The request: Locate and copy all lines bearing the word "left".

______

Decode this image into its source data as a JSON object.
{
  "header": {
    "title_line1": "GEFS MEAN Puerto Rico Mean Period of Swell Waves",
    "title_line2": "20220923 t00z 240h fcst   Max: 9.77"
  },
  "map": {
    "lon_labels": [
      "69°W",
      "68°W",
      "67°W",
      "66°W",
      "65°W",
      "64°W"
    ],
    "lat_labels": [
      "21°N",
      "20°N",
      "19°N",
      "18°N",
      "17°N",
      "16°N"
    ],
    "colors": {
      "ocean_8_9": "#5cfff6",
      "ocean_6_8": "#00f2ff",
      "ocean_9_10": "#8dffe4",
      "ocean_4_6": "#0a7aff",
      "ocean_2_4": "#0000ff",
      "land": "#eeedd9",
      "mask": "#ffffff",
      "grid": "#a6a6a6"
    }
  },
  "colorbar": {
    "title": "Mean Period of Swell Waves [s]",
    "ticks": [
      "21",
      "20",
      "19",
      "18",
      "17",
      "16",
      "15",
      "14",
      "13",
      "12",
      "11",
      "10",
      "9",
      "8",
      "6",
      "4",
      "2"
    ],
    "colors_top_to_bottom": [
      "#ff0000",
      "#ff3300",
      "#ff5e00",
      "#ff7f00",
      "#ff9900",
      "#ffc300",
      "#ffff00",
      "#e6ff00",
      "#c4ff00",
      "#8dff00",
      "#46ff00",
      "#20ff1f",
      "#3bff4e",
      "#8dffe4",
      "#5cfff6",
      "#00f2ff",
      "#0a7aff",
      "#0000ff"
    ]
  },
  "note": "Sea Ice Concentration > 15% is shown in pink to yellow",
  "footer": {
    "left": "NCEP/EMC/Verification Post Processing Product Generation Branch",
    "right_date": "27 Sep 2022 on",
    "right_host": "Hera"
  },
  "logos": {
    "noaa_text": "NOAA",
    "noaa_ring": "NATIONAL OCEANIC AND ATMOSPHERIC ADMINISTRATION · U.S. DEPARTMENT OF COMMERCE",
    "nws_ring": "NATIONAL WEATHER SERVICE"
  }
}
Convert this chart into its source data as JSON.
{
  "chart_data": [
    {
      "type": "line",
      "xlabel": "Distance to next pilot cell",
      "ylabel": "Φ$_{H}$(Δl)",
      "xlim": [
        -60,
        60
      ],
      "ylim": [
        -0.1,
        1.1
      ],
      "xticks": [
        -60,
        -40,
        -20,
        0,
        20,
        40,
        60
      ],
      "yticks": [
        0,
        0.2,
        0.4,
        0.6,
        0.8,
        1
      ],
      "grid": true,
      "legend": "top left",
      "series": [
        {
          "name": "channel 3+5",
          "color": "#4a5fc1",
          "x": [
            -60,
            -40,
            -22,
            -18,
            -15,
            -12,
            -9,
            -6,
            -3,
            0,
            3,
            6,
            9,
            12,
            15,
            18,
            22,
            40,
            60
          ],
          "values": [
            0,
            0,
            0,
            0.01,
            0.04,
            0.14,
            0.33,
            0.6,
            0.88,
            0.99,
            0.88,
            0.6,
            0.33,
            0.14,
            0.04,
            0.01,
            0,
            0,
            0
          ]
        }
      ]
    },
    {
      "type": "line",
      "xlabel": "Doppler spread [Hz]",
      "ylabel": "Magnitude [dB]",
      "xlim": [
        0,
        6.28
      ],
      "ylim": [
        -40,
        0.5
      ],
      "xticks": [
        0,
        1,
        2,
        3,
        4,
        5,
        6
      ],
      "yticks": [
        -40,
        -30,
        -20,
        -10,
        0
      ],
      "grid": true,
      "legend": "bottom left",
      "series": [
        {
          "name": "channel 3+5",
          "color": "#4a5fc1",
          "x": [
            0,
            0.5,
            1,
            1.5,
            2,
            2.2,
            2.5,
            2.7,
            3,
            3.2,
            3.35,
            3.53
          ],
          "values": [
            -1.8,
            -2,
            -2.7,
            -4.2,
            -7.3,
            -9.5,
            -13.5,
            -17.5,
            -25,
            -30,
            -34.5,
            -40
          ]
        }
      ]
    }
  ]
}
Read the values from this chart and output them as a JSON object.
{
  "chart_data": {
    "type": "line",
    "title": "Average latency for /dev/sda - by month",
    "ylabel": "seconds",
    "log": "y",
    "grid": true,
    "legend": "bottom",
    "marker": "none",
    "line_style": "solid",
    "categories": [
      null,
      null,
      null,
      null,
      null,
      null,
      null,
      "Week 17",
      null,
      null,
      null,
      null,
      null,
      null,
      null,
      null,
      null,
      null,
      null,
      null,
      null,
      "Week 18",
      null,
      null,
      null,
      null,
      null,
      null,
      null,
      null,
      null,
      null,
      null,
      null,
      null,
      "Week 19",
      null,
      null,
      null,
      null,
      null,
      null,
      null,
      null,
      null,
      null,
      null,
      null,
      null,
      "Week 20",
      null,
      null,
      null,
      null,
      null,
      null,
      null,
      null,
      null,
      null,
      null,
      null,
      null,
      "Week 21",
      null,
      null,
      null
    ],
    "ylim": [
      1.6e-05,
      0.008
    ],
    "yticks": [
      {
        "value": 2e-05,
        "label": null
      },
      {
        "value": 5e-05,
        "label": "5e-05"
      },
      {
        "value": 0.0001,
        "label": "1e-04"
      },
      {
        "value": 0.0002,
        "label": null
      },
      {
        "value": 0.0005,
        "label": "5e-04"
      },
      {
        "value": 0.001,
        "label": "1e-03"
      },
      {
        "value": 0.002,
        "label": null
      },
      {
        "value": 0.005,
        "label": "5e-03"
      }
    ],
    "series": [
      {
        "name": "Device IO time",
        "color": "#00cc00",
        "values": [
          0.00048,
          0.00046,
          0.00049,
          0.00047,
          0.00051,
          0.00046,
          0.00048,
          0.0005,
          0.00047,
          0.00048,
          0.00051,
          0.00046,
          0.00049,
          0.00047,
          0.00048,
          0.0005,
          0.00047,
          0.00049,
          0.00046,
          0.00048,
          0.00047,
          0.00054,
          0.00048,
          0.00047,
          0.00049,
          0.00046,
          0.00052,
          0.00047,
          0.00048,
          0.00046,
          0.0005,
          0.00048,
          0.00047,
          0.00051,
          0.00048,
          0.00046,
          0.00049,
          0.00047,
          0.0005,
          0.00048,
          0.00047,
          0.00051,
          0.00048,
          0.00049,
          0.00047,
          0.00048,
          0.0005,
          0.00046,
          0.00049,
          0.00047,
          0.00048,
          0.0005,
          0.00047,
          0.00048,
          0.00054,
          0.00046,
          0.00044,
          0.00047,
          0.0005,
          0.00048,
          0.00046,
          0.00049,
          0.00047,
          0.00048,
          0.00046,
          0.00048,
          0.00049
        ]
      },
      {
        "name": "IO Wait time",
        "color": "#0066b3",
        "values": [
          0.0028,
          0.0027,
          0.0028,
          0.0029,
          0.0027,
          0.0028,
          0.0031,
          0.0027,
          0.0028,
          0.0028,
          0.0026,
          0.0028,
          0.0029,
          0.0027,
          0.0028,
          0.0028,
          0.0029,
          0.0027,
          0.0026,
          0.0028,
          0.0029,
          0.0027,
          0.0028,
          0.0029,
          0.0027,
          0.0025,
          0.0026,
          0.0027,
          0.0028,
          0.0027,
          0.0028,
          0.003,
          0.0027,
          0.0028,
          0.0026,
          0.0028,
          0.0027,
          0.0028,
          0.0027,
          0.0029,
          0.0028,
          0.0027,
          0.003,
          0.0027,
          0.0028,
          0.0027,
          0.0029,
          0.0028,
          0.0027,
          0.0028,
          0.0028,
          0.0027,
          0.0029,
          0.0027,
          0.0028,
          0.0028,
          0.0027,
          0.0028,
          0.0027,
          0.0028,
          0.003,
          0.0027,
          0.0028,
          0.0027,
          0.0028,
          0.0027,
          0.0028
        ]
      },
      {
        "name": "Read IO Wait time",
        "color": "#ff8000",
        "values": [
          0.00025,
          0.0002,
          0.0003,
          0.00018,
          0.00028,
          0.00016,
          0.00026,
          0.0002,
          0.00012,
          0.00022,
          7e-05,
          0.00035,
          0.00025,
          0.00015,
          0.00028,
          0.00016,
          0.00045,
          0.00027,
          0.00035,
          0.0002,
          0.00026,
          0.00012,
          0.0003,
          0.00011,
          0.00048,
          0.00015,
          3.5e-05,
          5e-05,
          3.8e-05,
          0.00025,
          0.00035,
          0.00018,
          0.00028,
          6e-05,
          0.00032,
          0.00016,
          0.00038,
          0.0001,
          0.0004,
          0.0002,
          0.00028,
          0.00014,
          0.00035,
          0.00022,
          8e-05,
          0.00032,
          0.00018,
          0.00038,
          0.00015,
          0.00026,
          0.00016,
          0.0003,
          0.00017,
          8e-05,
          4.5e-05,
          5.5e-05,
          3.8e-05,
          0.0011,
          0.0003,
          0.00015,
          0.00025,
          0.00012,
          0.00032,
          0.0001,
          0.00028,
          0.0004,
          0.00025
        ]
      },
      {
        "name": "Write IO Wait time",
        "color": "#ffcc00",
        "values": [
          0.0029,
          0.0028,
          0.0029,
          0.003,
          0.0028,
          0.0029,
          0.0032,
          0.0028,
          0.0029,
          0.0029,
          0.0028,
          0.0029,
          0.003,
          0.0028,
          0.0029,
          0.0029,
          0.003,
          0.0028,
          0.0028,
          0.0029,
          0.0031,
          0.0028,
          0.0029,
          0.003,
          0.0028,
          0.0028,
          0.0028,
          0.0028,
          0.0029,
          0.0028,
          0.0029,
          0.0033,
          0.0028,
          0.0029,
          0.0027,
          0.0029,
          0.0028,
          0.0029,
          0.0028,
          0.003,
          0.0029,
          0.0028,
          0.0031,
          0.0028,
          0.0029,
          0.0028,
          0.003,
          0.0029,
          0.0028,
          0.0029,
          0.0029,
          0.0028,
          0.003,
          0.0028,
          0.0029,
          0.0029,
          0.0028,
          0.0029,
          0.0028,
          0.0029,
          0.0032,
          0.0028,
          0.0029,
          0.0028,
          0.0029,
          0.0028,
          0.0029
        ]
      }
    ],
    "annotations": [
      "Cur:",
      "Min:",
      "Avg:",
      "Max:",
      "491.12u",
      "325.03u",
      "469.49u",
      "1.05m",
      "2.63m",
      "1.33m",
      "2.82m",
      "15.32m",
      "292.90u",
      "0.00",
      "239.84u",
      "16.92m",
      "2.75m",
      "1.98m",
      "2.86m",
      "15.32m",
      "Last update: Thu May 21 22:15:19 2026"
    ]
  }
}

______

Task output:
    "left": "NCEP/EMC/Verification Post Processing Product Generation Branch",
      "legend": "top left",
      "legend": "bottom left",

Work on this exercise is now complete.